(Saved entries)
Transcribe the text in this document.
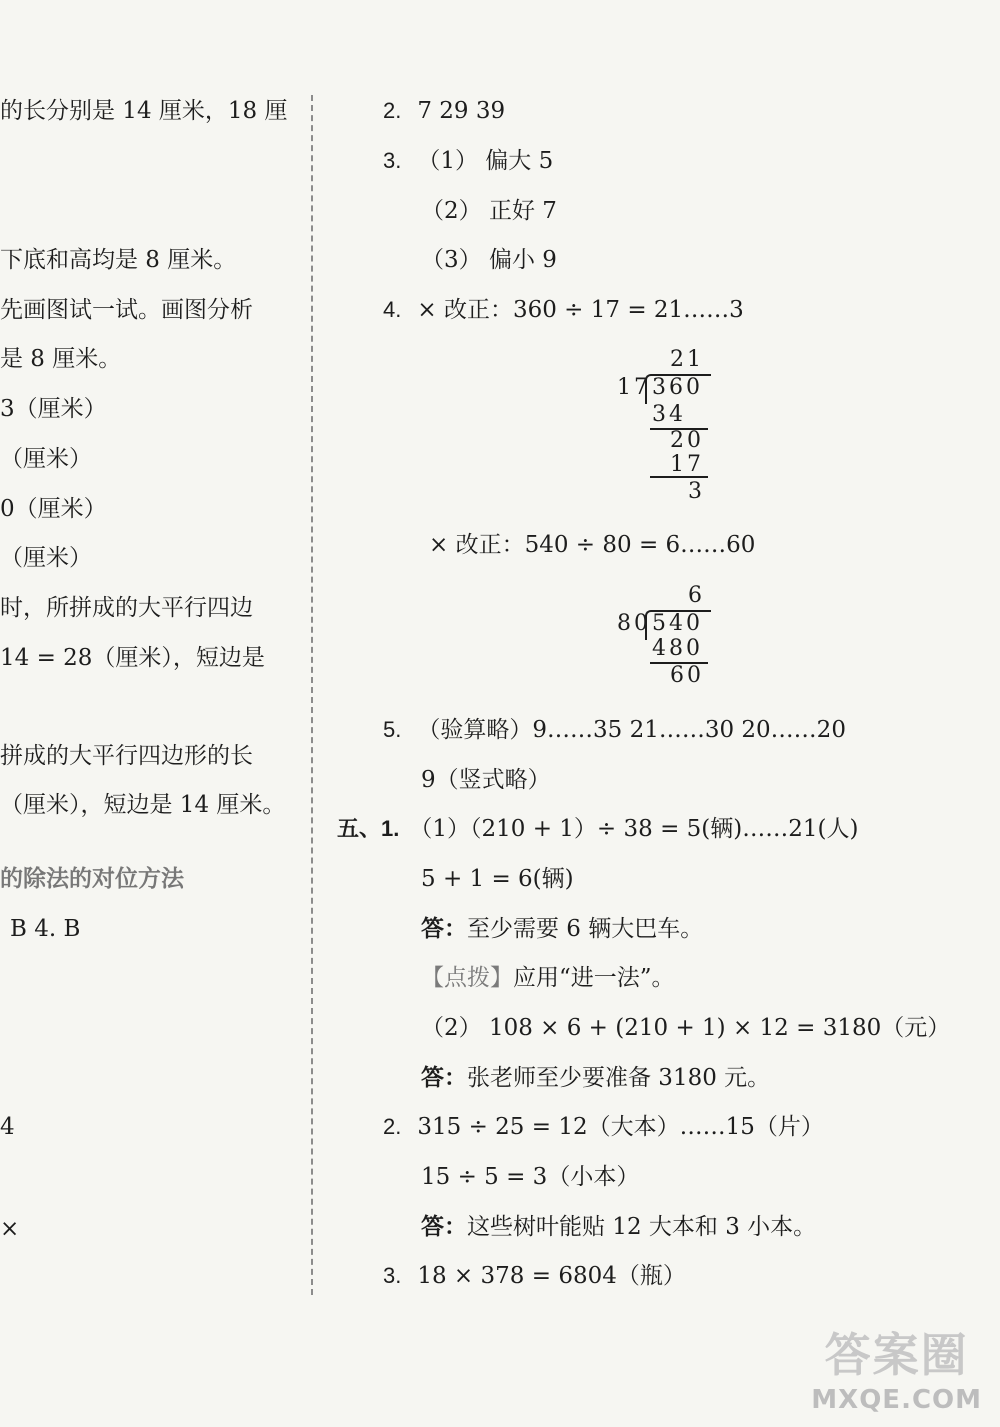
的长分别是 14 厘米，18 厘
下底和高均是 8 厘米。
先画图试一试。画图分析
是 8 厘米。
3（厘米）
（厘米）
0（厘米）
（厘米）
时，所拼成的大平行四边
14 = 28（厘米），短边是
拼成的大平行四边形的长
（厘米），短边是 14 厘米。
的除法的对位方法
B 4. B
4
×
2. 7 29 39
3. （1） 偏大 5
（2） 正好 7
（3） 偏小 9
4. × 改正：360 ÷ 17 = 21……3
21
17 360
34
20
17
3
× 改正：540 ÷ 80 = 6……60
6
80 540
480
60
5. （验算略）9……35 21……30 20……20
9（竖式略）
五、1. （1）（210 + 1）÷ 38 = 5(辆)……21(人)
5 + 1 = 6(辆)
答：至少需要 6 辆大巴车。
【点拨】应用“进一法”。
（2） 108 × 6 + (210 + 1) × 12 = 3180（元）
答：张老师至少要准备 3180 元。
2. 315 ÷ 25 = 12（大本）……15（片）
15 ÷ 5 = 3（小本）
答：这些树叶能贴 12 大本和 3 小本。
3. 18 × 378 = 6804（瓶）
答案圈
MXQE.COM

# Work instructions:
Extract the entries in full, exactly as they are, minus the pictures.

# Task answer:
Transcribe the text in this document.
的长分别是 14 厘米，18 厘
下底和高均是 8 厘米。
先画图试一试。画图分析
是 8 厘米。
3（厘米）
（厘米）
0（厘米）
（厘米）
时，所拼成的大平行四边
14 = 28（厘米），短边是
拼成的大平行四边形的长
（厘米），短边是 14 厘米。
的除法的对位方法
B 4. B
4
×
2. 7 29 39
3. （1） 偏大 5
（2） 正好 7
（3） 偏小 9
4. × 改正：360 ÷ 17 = 21……3
21
17 360
34
20
17
3
× 改正：540 ÷ 80 = 6……60
6
80 540
480
60
5. （验算略）9……35 21……30 20……20
9（竖式略）
五、1. （1）（210 + 1）÷ 38 = 5(辆)……21(人)
5 + 1 = 6(辆)
答：至少需要 6 辆大巴车。
【点拨】应用“进一法”。
（2） 108 × 6 + (210 + 1) × 12 = 3180（元）
答：张老师至少要准备 3180 元。
2. 315 ÷ 25 = 12（大本）……15（片）
15 ÷ 5 = 3（小本）
答：这些树叶能贴 12 大本和 3 小本。
3. 18 × 378 = 6804（瓶）
答案圈
MXQE.COM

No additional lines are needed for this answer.